[TASK TO COMPLETE]
Return the complete listing that follows, with each line reproduced exactly.

(Items from a figure collection)
════════════════

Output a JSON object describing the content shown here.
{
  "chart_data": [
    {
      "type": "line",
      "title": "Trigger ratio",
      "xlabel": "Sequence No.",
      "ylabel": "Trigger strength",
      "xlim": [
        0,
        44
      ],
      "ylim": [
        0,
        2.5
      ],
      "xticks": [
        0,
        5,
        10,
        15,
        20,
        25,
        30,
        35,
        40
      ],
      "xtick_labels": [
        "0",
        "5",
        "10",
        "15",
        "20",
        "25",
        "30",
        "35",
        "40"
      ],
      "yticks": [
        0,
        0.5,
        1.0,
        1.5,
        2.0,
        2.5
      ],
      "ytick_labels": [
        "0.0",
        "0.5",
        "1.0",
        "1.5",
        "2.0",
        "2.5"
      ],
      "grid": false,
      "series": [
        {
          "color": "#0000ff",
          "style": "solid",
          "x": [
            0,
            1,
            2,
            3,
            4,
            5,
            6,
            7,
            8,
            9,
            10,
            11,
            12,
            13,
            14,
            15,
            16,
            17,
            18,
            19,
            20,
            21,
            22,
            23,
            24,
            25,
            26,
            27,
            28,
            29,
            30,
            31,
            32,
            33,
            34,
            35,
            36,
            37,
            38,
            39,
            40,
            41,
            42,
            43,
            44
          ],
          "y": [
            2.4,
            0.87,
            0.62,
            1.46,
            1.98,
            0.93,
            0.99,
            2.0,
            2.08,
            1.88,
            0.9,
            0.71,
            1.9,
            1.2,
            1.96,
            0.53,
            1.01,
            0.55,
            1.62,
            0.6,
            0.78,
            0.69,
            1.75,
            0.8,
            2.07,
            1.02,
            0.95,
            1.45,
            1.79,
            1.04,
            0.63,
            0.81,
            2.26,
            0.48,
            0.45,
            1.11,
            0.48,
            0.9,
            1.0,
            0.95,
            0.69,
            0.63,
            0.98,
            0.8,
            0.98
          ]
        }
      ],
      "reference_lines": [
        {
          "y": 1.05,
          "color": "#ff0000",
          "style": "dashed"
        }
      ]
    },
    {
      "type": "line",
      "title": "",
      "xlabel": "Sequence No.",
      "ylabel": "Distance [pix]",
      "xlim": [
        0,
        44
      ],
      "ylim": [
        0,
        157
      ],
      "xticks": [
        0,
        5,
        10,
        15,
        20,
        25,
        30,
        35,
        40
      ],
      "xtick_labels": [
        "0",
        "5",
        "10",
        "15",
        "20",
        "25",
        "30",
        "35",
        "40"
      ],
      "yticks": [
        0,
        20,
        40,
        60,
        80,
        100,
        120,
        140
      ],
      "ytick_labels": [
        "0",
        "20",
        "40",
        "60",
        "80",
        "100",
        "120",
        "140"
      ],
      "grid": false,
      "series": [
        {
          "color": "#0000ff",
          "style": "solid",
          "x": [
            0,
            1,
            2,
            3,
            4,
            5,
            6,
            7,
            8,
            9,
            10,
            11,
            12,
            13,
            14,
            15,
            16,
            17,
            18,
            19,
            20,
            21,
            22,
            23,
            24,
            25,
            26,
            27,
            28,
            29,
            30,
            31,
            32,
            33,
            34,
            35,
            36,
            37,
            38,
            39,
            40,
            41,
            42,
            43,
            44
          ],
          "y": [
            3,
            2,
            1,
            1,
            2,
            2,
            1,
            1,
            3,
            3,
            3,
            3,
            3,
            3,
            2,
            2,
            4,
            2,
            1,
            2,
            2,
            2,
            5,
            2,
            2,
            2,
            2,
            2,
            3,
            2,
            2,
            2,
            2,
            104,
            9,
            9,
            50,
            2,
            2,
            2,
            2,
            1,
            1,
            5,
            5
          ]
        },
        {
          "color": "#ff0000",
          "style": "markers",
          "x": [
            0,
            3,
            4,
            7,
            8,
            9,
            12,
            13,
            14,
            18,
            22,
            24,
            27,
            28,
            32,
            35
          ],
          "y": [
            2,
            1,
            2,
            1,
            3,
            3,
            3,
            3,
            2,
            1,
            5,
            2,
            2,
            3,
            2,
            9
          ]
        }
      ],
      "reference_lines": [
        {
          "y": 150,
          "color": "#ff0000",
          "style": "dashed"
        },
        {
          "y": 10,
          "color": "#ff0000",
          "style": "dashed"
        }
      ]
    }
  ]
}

════════════════

[TASK RESPONSE]
Output a JSON object describing the content shown here.
{
  "chart_data": [
    {
      "type": "line",
      "title": "Trigger ratio",
      "xlabel": "Sequence No.",
      "ylabel": "Trigger strength",
      "xlim": [
        0,
        44
      ],
      "ylim": [
        0,
        2.5
      ],
      "xticks": [
        0,
        5,
        10,
        15,
        20,
        25,
        30,
        35,
        40
      ],
      "xtick_labels": [
        "0",
        "5",
        "10",
        "15",
        "20",
        "25",
        "30",
        "35",
        "40"
      ],
      "yticks": [
        0,
        0.5,
        1.0,
        1.5,
        2.0,
        2.5
      ],
      "ytick_labels": [
        "0.0",
        "0.5",
        "1.0",
        "1.5",
        "2.0",
        "2.5"
      ],
      "grid": false,
      "series": [
        {
          "color": "#0000ff",
          "style": "solid",
          "x": [
            0,
            1,
            2,
            3,
            4,
            5,
            6,
            7,
            8,
            9,
            10,
            11,
            12,
            13,
            14,
            15,
            16,
            17,
            18,
            19,
            20,
            21,
            22,
            23,
            24,
            25,
            26,
            27,
            28,
            29,
            30,
            31,
            32,
            33,
            34,
            35,
            36,
            37,
            38,
            39,
            40,
            41,
            42,
            43,
            44
          ],
          "y": [
            2.4,
            0.87,
            0.62,
            1.46,
            1.98,
            0.93,
            0.99,
            2.0,
            2.08,
            1.88,
            0.9,
            0.71,
            1.9,
            1.2,
            1.96,
            0.53,
            1.01,
            0.55,
            1.62,
            0.6,
            0.78,
            0.69,
            1.75,
            0.8,
            2.07,
            1.02,
            0.95,
            1.45,
            1.79,
            1.04,
            0.63,
            0.81,
            2.26,
            0.48,
            0.45,
            1.11,
            0.48,
            0.9,
            1.0,
            0.95,
            0.69,
            0.63,
            0.98,
            0.8,
            0.98
          ]
        }
      ],
      "reference_lines": [
        {
          "y": 1.05,
          "color": "#ff0000",
          "style": "dashed"
        }
      ]
    },
    {
      "type": "line",
      "title": "",
      "xlabel": "Sequence No.",
      "ylabel": "Distance [pix]",
      "xlim": [
        0,
        44
      ],
      "ylim": [
        0,
        157
      ],
      "xticks": [
        0,
        5,
        10,
        15,
        20,
        25,
        30,
        35,
        40
      ],
      "xtick_labels": [
        "0",
        "5",
        "10",
        "15",
        "20",
        "25",
        "30",
        "35",
        "40"
      ],
      "yticks": [
        0,
        20,
        40,
        60,
        80,
        100,
        120,
        140
      ],
      "ytick_labels": [
        "0",
        "20",
        "40",
        "60",
        "80",
        "100",
        "120",
        "140"
      ],
      "grid": false,
      "series": [
        {
          "color": "#0000ff",
          "style": "solid",
          "x": [
            0,
            1,
            2,
            3,
            4,
            5,
            6,
            7,
            8,
            9,
            10,
            11,
            12,
            13,
            14,
            15,
            16,
            17,
            18,
            19,
            20,
            21,
            22,
            23,
            24,
            25,
            26,
            27,
            28,
            29,
            30,
            31,
            32,
            33,
            34,
            35,
            36,
            37,
            38,
            39,
            40,
            41,
            42,
            43,
            44
          ],
          "y": [
            3,
            2,
            1,
            1,
            2,
            2,
            1,
            1,
            3,
            3,
            3,
            3,
            3,
            3,
            2,
            2,
            4,
            2,
            1,
            2,
            2,
            2,
            5,
            2,
            2,
            2,
            2,
            2,
            3,
            2,
            2,
            2,
            2,
            104,
            9,
            9,
            50,
            2,
            2,
            2,
            2,
            1,
            1,
            5,
            5
          ]
        },
        {
          "color": "#ff0000",
          "style": "markers",
          "x": [
            0,
            3,
            4,
            7,
            8,
            9,
            12,
            13,
            14,
            18,
            22,
            24,
            27,
            28,
            32,
            35
          ],
          "y": [
            2,
            1,
            2,
            1,
            3,
            3,
            3,
            3,
            2,
            1,
            5,
            2,
            2,
            3,
            2,
            9
          ]
        }
      ],
      "reference_lines": [
        {
          "y": 150,
          "color": "#ff0000",
          "style": "dashed"
        },
        {
          "y": 10,
          "color": "#ff0000",
          "style": "dashed"
        }
      ]
    }
  ]
}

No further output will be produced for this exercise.